## What you will do
Repeat each line word for word.

## Data shown

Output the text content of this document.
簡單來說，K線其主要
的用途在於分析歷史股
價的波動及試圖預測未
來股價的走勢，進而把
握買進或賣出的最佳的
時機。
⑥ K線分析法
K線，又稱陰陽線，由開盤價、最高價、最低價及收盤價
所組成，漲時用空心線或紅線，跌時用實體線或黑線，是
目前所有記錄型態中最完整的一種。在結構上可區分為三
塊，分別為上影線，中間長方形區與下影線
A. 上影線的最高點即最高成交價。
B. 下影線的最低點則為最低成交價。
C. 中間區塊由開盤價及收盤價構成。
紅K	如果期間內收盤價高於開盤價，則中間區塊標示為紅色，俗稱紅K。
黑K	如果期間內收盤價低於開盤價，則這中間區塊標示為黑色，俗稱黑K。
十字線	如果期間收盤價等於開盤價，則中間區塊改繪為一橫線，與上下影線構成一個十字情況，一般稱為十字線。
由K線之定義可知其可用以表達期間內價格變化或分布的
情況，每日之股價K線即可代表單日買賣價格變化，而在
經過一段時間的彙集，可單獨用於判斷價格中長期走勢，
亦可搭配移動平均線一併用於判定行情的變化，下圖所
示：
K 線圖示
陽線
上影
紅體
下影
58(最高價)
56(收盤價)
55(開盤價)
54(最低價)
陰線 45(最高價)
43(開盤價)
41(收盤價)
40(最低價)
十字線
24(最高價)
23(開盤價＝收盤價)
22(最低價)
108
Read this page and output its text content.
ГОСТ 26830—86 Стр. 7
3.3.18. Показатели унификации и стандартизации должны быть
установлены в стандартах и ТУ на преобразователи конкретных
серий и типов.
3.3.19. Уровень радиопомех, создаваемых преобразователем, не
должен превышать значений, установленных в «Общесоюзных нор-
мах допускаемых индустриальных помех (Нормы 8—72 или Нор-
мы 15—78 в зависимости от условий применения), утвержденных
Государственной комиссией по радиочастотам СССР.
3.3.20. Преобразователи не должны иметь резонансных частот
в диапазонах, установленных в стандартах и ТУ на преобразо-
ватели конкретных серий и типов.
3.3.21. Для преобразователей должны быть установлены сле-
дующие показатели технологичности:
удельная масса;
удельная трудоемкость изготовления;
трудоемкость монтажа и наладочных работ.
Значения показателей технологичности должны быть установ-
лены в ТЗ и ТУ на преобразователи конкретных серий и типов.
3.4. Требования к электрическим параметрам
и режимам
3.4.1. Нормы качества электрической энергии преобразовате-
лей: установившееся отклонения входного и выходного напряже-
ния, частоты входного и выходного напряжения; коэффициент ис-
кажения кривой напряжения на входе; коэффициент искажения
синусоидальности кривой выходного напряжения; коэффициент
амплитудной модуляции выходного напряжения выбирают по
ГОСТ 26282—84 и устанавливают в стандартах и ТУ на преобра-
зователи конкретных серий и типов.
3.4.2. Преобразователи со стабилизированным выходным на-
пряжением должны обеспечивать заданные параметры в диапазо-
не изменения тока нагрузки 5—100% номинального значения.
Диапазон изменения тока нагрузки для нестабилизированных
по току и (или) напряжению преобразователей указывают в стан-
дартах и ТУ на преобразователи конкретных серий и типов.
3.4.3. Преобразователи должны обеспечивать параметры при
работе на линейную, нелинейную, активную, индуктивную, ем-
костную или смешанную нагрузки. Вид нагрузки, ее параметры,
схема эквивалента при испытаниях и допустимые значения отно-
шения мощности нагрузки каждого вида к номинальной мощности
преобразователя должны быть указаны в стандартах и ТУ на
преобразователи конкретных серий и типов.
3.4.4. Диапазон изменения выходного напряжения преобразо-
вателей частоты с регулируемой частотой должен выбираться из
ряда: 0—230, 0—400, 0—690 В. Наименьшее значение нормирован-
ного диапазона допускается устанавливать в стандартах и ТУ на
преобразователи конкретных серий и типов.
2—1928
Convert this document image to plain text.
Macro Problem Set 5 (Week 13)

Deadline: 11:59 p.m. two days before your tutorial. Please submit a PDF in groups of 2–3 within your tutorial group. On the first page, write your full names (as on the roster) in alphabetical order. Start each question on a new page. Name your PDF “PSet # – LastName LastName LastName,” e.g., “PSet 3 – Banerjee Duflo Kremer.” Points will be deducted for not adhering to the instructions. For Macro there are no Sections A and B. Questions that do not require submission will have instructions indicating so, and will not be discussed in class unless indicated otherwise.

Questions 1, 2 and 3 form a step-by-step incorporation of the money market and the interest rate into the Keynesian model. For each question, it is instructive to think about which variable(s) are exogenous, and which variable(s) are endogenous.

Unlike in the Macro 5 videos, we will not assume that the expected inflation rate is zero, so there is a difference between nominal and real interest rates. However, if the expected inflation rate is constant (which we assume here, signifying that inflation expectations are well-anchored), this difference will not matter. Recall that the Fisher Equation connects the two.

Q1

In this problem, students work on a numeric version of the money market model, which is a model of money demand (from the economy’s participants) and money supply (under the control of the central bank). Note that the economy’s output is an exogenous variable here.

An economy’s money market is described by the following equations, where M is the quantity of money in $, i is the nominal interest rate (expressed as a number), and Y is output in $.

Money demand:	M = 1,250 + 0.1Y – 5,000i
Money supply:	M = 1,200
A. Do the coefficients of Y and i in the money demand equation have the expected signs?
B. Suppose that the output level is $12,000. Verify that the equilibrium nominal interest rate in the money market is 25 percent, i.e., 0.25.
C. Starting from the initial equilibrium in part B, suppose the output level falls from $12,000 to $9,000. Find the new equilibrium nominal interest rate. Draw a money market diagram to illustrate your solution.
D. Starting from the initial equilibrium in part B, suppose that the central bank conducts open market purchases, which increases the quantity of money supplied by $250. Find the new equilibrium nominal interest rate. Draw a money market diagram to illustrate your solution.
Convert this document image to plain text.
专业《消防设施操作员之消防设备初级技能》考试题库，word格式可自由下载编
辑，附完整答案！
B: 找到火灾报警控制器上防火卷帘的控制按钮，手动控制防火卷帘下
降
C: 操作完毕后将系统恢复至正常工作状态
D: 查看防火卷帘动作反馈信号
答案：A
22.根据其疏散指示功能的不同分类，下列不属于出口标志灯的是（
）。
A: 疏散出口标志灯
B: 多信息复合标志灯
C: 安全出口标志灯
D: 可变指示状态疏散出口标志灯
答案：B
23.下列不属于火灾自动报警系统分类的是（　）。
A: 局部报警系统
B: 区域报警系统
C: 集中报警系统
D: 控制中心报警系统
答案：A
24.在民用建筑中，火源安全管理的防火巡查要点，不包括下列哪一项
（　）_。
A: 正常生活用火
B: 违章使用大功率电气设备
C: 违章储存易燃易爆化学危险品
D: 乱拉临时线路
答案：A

## Reply
Output the text content of this document.
簡單來說，K線其主要
的用途在於分析歷史股
價的波動及試圖預測未
來股價的走勢，進而把
握買進或賣出的最佳的
時機。
⑥ K線分析法
K線，又稱陰陽線，由開盤價、最高價、最低價及收盤價
所組成，漲時用空心線或紅線，跌時用實體線或黑線，是
目前所有記錄型態中最完整的一種。在結構上可區分為三
塊，分別為上影線，中間長方形區與下影線
A. 上影線的最高點即最高成交價。
B. 下影線的最低點則為最低成交價。
C. 中間區塊由開盤價及收盤價構成。
紅K	如果期間內收盤價高於開盤價，則中間區塊標示為紅色，俗稱紅K。
黑K	如果期間內收盤價低於開盤價，則這中間區塊標示為黑色，俗稱黑K。
十字線	如果期間收盤價等於開盤價，則中間區塊改繪為一橫線，與上下影線構成一個十字情況，一般稱為十字線。
由K線之定義可知其可用以表達期間內價格變化或分布的
情況，每日之股價K線即可代表單日買賣價格變化，而在
經過一段時間的彙集，可單獨用於判斷價格中長期走勢，
亦可搭配移動平均線一併用於判定行情的變化，下圖所
示：
K 線圖示
陽線
上影
紅體
下影
58(最高價)
56(收盤價)
55(開盤價)
54(最低價)
陰線 45(最高價)
43(開盤價)
41(收盤價)
40(最低價)
十字線
24(最高價)
23(開盤價＝收盤價)
22(最低價)
108
Read this page and output its text content.
ГОСТ 26830—86 Стр. 7
3.3.18. Показатели унификации и стандартизации должны быть
установлены в стандартах и ТУ на преобразователи конкретных
серий и типов.
3.3.19. Уровень радиопомех, создаваемых преобразователем, не
должен превышать значений, установленных в «Общесоюзных нор-
мах допускаемых индустриальных помех (Нормы 8—72 или Нор-
мы 15—78 в зависимости от условий применения), утвержденных
Государственной комиссией по радиочастотам СССР.
3.3.20. Преобразователи не должны иметь резонансных частот
в диапазонах, установленных в стандартах и ТУ на преобразо-
ватели конкретных серий и типов.
3.3.21. Для преобразователей должны быть установлены сле-
дующие показатели технологичности:
удельная масса;
удельная трудоемкость изготовления;
трудоемкость монтажа и наладочных работ.
Значения показателей технологичности должны быть установ-
лены в ТЗ и ТУ на преобразователи конкретных серий и типов.
3.4. Требования к электрическим параметрам
и режимам
3.4.1. Нормы качества электрической энергии преобразовате-
лей: установившееся отклонения входного и выходного напряже-
ния, частоты входного и выходного напряжения; коэффициент ис-
кажения кривой напряжения на входе; коэффициент искажения
синусоидальности кривой выходного напряжения; коэффициент
амплитудной модуляции выходного напряжения выбирают по
ГОСТ 26282—84 и устанавливают в стандартах и ТУ на преобра-
зователи конкретных серий и типов.
3.4.2. Преобразователи со стабилизированным выходным на-
пряжением должны обеспечивать заданные параметры в диапазо-
не изменения тока нагрузки 5—100% номинального значения.
Диапазон изменения тока нагрузки для нестабилизированных
по току и (или) напряжению преобразователей указывают в стан-
дартах и ТУ на преобразователи конкретных серий и типов.
3.4.3. Преобразователи должны обеспечивать параметры при
работе на линейную, нелинейную, активную, индуктивную, ем-
костную или смешанную нагрузки. Вид нагрузки, ее параметры,
схема эквивалента при испытаниях и допустимые значения отно-
шения мощности нагрузки каждого вида к номинальной мощности
преобразователя должны быть указаны в стандартах и ТУ на
преобразователи конкретных серий и типов.
3.4.4. Диапазон изменения выходного напряжения преобразо-
вателей частоты с регулируемой частотой должен выбираться из
ряда: 0—230, 0—400, 0—690 В. Наименьшее значение нормирован-
ного диапазона допускается устанавливать в стандартах и ТУ на
преобразователи конкретных серий и типов.
2—1928
Convert this document image to plain text.
Macro Problem Set 5 (Week 13)

Deadline: 11:59 p.m. two days before your tutorial. Please submit a PDF in groups of 2–3 within your tutorial group. On the first page, write your full names (as on the roster) in alphabetical order. Start each question on a new page. Name your PDF “PSet # – LastName LastName LastName,” e.g., “PSet 3 – Banerjee Duflo Kremer.” Points will be deducted for not adhering to the instructions. For Macro there are no Sections A and B. Questions that do not require submission will have instructions indicating so, and will not be discussed in class unless indicated otherwise.

Questions 1, 2 and 3 form a step-by-step incorporation of the money market and the interest rate into the Keynesian model. For each question, it is instructive to think about which variable(s) are exogenous, and which variable(s) are endogenous.

Unlike in the Macro 5 videos, we will not assume that the expected inflation rate is zero, so there is a difference between nominal and real interest rates. However, if the expected inflation rate is constant (which we assume here, signifying that inflation expectations are well-anchored), this difference will not matter. Recall that the Fisher Equation connects the two.

Q1

In this problem, students work on a numeric version of the money market model, which is a model of money demand (from the economy’s participants) and money supply (under the control of the central bank). Note that the economy’s output is an exogenous variable here.

An economy’s money market is described by the following equations, where M is the quantity of money in $, i is the nominal interest rate (expressed as a number), and Y is output in $.

Money demand:	M = 1,250 + 0.1Y – 5,000i
Money supply:	M = 1,200
A. Do the coefficients of Y and i in the money demand equation have the expected signs?
B. Suppose that the output level is $12,000. Verify that the equilibrium nominal interest rate in the money market is 25 percent, i.e., 0.25.
C. Starting from the initial equilibrium in part B, suppose the output level falls from $12,000 to $9,000. Find the new equilibrium nominal interest rate. Draw a money market diagram to illustrate your solution.
D. Starting from the initial equilibrium in part B, suppose that the central bank conducts open market purchases, which increases the quantity of money supplied by $250. Find the new equilibrium nominal interest rate. Draw a money market diagram to illustrate your solution.
Convert this document image to plain text.
专业《消防设施操作员之消防设备初级技能》考试题库，word格式可自由下载编
辑，附完整答案！
B: 找到火灾报警控制器上防火卷帘的控制按钮，手动控制防火卷帘下
降
C: 操作完毕后将系统恢复至正常工作状态
D: 查看防火卷帘动作反馈信号
答案：A
22.根据其疏散指示功能的不同分类，下列不属于出口标志灯的是（
）。
A: 疏散出口标志灯
B: 多信息复合标志灯
C: 安全出口标志灯
D: 可变指示状态疏散出口标志灯
答案：B
23.下列不属于火灾自动报警系统分类的是（　）。
A: 局部报警系统
B: 区域报警系统
C: 集中报警系统
D: 控制中心报警系统
答案：A
24.在民用建筑中，火源安全管理的防火巡查要点，不包括下列哪一项
（　）_。
A: 正常生活用火
B: 违章使用大功率电气设备
C: 违章储存易燃易爆化学危险品
D: 乱拉临时线路
答案：A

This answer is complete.